Problem statement:
In the records that follow, show each line where the word "icon" is present.

Material:

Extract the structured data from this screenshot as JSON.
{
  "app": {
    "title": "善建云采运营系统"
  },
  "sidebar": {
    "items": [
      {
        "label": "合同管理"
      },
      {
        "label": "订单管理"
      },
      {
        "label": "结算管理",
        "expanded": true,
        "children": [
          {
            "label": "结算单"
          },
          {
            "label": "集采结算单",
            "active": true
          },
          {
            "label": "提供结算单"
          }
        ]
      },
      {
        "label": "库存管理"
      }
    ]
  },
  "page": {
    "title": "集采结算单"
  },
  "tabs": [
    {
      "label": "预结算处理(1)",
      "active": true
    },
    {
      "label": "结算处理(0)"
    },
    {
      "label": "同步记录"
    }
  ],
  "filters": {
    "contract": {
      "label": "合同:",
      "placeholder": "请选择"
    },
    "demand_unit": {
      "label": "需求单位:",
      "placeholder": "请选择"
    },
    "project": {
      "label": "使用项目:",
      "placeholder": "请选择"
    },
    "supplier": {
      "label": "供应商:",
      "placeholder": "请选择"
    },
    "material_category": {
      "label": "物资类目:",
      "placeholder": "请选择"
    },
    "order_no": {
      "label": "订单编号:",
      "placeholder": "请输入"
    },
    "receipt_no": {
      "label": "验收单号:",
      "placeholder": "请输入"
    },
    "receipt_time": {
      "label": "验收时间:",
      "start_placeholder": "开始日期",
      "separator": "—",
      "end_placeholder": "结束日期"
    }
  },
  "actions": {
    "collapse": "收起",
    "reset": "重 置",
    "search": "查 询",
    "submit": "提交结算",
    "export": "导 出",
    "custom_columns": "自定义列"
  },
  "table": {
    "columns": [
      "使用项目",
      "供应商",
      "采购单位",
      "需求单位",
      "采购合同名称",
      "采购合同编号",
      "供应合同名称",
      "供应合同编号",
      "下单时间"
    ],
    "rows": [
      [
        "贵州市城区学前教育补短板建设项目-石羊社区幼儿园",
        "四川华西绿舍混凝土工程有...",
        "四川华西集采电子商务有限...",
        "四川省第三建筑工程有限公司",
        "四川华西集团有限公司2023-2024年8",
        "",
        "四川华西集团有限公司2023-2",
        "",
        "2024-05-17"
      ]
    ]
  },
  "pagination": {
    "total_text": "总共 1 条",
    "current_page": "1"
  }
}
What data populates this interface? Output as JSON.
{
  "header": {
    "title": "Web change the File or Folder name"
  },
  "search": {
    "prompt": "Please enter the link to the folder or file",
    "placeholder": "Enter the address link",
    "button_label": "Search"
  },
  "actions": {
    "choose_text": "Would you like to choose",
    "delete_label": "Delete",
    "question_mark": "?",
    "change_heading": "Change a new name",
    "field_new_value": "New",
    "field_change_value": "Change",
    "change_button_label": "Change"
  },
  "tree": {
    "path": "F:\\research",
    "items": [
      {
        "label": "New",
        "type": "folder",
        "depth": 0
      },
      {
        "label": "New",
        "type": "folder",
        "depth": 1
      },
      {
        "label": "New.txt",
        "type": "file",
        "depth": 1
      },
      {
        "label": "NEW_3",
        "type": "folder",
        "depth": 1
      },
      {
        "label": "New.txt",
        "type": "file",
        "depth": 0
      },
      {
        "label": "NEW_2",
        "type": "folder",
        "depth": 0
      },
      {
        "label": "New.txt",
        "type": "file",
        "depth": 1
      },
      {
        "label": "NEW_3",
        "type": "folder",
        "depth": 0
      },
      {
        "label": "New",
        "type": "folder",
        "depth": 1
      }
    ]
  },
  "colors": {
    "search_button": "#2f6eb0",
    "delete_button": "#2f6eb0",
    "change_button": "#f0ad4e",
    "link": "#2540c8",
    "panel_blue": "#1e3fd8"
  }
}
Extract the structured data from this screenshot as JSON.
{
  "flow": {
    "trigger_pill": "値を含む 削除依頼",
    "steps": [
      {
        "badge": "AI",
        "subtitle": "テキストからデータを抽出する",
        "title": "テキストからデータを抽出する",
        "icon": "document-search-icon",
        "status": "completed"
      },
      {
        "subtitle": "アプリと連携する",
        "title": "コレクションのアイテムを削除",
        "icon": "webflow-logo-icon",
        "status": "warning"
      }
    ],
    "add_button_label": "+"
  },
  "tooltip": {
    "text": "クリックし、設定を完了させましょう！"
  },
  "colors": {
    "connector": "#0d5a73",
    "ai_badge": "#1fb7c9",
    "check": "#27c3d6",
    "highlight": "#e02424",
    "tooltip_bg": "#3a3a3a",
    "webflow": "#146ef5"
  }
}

Result:
        "icon": "document-search-icon",
        "icon": "webflow-logo-icon",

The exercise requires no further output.